## [PERGUNTAS]
1. Liste todos os países citados pelo nome no texto sobre o BRICS e o G7.
2. Dê continuidade ao texto sobre o BRICS e o G7 a partir do ponto em que ele termina.

## [DOCUMENTO DE ORIGEM]
————————

Tanto o BRICS quanto o NBD são justamente os símbolos da inquietação sentida pelo Brasil e por diversos outros países quanto à ineficiência da gestão financeira internacional dos países do G7 que, em última instância, foi a responsável pela grande crise financeira de 2008.
A secretária do Tesouro dos EUA, Janet Yellen, à direita, conversa com o ministro das Finanças do Brasil, Fernando Haddad, segundo à esquerda, durante suas conversas bilaterais à margem da reunião dos Ministros das Finanças e Governadores do Banco Central do G7, em Niigata, Japão, 11 de maio de 2023 - Sputnik Brasil, 1920, 12.05.2023
A secretária do Tesouro dos EUA, Janet Yellen, à direita, conversa com o ministro das Finanças do Brasil, Fernando Haddad, segundo à esquerda, durante suas conversas bilaterais à margem da reunião dos Ministros das Finanças e Governadores do Banco Central do G7, em Niigata, Japão, 11 de maio de 2023
Não sem razão, a política externa do Brasil também não mediu esforços para tornar o G20 (grupo no qual participam países desenvolvidos e em desenvolvimento) no principal foro de discussões para a governança da economia mundial, realidade essa que acabou felizmente consolidando-se.
Com efeito, a relativa força dos Estados pertences ao G7 durante os anos 1990 e meados dos 2000 residia – em parte – na falta de coordenação política existente entre as econômicas emergentes. Hoje, contudo, essa coordenação já se faz presente e é representada justamente pelo BRICS e pelo G20.
Para além do já exposto, estimativas do próprio FMI indicam que em 2030 a contribuição do BRICS para o PIB mundial em termos de paridade do poder de compra (PPC) será de mais de 50%, diminuindo consideravelmente o peso econômico dos países do G7.

————————

Dados coletados:
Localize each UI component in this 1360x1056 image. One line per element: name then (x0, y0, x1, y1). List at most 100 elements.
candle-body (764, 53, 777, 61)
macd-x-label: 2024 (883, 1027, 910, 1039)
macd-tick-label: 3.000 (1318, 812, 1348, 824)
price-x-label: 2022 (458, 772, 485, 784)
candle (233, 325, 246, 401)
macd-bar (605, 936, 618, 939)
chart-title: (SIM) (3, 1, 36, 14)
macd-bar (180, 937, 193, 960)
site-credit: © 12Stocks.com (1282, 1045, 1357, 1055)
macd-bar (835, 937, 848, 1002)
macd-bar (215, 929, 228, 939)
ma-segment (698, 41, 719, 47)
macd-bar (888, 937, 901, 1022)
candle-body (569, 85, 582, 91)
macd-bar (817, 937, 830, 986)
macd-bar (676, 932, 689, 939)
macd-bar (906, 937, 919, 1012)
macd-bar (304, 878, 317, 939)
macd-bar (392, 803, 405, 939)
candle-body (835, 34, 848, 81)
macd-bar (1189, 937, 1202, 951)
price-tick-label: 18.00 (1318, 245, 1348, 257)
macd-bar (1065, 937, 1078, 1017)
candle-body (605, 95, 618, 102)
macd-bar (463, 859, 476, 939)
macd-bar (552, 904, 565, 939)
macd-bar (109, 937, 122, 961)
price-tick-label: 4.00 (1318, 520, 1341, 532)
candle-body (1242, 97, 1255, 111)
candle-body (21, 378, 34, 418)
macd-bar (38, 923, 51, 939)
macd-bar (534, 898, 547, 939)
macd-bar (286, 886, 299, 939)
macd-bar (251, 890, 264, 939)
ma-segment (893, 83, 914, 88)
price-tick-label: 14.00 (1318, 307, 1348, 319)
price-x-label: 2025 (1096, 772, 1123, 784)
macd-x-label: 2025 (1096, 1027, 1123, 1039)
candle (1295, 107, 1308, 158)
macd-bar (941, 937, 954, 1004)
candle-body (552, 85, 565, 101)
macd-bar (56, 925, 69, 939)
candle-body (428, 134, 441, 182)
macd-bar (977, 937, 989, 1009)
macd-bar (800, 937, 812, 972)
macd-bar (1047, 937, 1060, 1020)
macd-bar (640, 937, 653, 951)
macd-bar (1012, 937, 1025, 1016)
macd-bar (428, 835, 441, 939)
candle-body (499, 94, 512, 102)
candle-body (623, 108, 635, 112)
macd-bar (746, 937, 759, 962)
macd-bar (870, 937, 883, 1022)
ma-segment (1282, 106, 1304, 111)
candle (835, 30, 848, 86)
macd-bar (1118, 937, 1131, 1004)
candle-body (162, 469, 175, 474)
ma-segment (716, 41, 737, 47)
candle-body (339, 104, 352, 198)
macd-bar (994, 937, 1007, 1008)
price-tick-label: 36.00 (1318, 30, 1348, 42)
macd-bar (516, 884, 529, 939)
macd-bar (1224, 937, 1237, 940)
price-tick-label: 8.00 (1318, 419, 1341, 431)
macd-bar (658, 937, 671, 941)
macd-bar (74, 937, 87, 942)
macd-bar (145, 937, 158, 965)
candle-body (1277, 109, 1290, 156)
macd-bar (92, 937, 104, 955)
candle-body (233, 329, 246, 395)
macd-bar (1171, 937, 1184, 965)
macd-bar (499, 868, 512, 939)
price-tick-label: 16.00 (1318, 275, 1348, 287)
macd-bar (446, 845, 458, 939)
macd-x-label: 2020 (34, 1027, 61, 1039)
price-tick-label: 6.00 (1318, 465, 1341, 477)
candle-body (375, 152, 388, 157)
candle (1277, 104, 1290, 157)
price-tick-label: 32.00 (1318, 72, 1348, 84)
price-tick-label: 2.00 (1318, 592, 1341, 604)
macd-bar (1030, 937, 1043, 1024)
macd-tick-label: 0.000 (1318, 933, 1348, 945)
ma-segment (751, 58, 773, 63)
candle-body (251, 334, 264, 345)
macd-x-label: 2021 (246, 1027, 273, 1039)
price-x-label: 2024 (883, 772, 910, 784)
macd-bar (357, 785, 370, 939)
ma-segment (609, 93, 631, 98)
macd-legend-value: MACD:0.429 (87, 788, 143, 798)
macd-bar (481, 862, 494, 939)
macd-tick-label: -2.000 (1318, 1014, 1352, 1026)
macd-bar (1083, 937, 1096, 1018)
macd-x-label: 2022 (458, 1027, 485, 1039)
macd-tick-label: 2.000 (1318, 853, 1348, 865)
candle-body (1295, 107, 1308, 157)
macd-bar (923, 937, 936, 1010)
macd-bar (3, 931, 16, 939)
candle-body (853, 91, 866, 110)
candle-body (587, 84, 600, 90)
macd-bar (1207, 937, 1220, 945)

————————

## [RESPOSTAS]
1. Brasil, EUA, Japão

2.
Claro que essa realidade não poderia agradar aos anseios hegemônicos dos países ocidentais, que farão o possível para retardar esse processo.
Além do mais, como o conflito na Ucrânia veio a demonstrar, as instituições internacionais sob controle dos países do G7 foram utilizadas como ferramenta de pressão política e econômica contra a Rússia, no intuito de modificar a política externa daquele país.
Ficou evidente, portanto, que: se esses mecanismos podem ser usados para chantagear a Rússia (uma das principais grandes potências do globo), eles podem ser usados para chantagear qualquer outro país do sistema. Por fim, pouco tempo depois de Lula ter (re)assumido a presidência brasileira, determinados articulistas nos Estados Unidos defendiam a ideia de que o Brasil deveria afastar-se do BRICS.
Segundo eles, o Brasil não deveria aproximar-se politicamente de governos tidos como “autoritários”, característica essa frequentemente associada aos governos de Rússia e China. Na visão do Ocidente, em suma, o governo brasileiro deveria esquecer o BRICS e envolver-se com países com os quais compartilha de valores democráticos comuns, como no caso do G7.
Apesar do belo invólucro, esse tipo de discurso visa na verdade distrair o Brasil de um de seus objetivos principais em política externa, que é justamente o de “democratizar” as relações internacionais.
Ora, são exatamente as democracias ocidentais representadas pelo G7 que lutam pelo congelamento do poder mundial, enquanto países como Brasil, Rússia, Índia, China e África do Sul têm se coordenado para mudar esse quadro, buscando uma configuração mais justa na tomada de decisão global.
Sendo assim, ainda que o convite feito ao Brasil para a próxima reunião do G7 possa ser uma espécie de honraria, o país precisa atentar-se para não se esquecer do principal, a saber, de sua luta pela obtenção de uma posição mais digna no mundo, com ou sem a ajuda dos países mais ricos.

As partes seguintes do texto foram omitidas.